Stored data:
-=-=-=-=-

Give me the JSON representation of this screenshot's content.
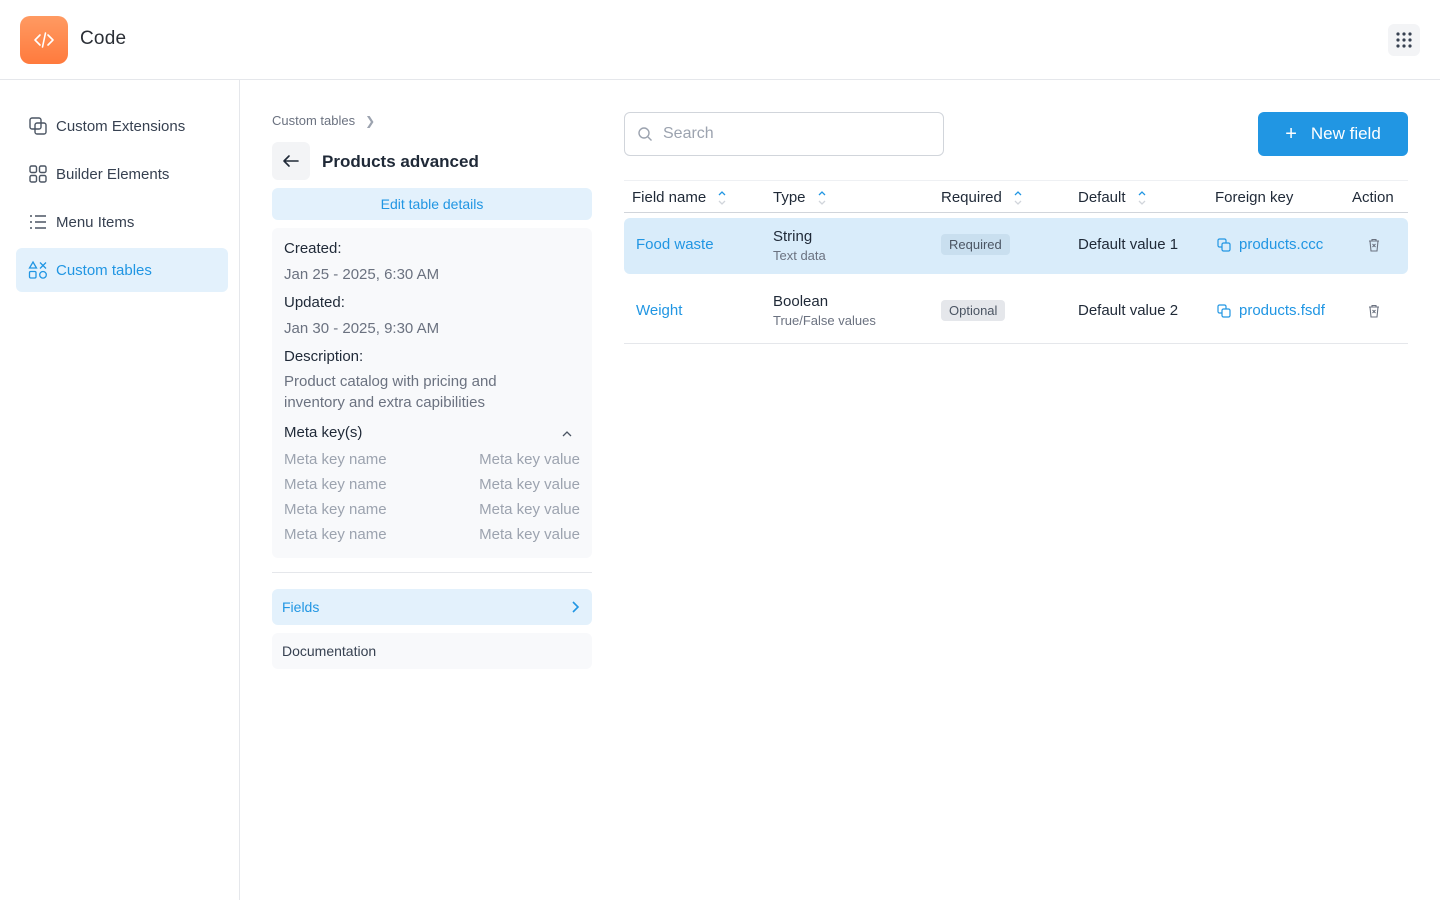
{
  "app": {
    "name": "Code"
  },
  "sidebar": {
    "items": [
      {
        "label": "Custom Extensions",
        "icon": "extensions-icon"
      },
      {
        "label": "Builder Elements",
        "icon": "grid-icon"
      },
      {
        "label": "Menu Items",
        "icon": "list-icon"
      },
      {
        "label": "Custom tables",
        "icon": "shapes-icon",
        "active": true
      }
    ]
  },
  "details": {
    "breadcrumb": "Custom tables",
    "title": "Products advanced",
    "edit_label": "Edit table details",
    "created_label": "Created:",
    "created_value": "Jan 25 - 2025, 6:30 AM",
    "updated_label": "Updated:",
    "updated_value": "Jan 30 - 2025, 9:30 AM",
    "description_label": "Description:",
    "description_line1": "Product catalog with pricing and",
    "description_line2": "inventory and extra capibilities",
    "meta_label": "Meta key(s)",
    "meta": [
      {
        "name": "Meta key name",
        "value": "Meta key value"
      },
      {
        "name": "Meta key name",
        "value": "Meta key value"
      },
      {
        "name": "Meta key name",
        "value": "Meta key value"
      },
      {
        "name": "Meta key name",
        "value": "Meta key value"
      }
    ],
    "tabs": [
      {
        "label": "Fields",
        "active": true
      },
      {
        "label": "Documentation",
        "active": false
      }
    ]
  },
  "toolbar": {
    "search_placeholder": "Search",
    "new_label": "New field"
  },
  "table": {
    "headers": {
      "field_name": "Field name",
      "type": "Type",
      "required": "Required",
      "default": "Default",
      "foreign_key": "Foreign key",
      "action": "Action"
    },
    "rows": [
      {
        "name": "Food waste",
        "type": "String",
        "type_desc": "Text data",
        "required": "Required",
        "default": "Default value 1",
        "foreign_key": "products.ccc",
        "selected": true
      },
      {
        "name": "Weight",
        "type": "Boolean",
        "type_desc": "True/False values",
        "required": "Optional",
        "default": "Default value 2",
        "foreign_key": "products.fsdf",
        "selected": false
      }
    ]
  },
  "colors": {
    "accent": "#2196e3",
    "logo": "#ff8a4c",
    "selected_row": "#d9ecfa",
    "active_bg": "#e3f1fc"
  }
}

-=-=-=-=-

• **PROBLEM DETAILS**
Provide only the number of lines in the entries that hold the word "icon".

• **OUTPUT FOR THIS EXERCISE**
4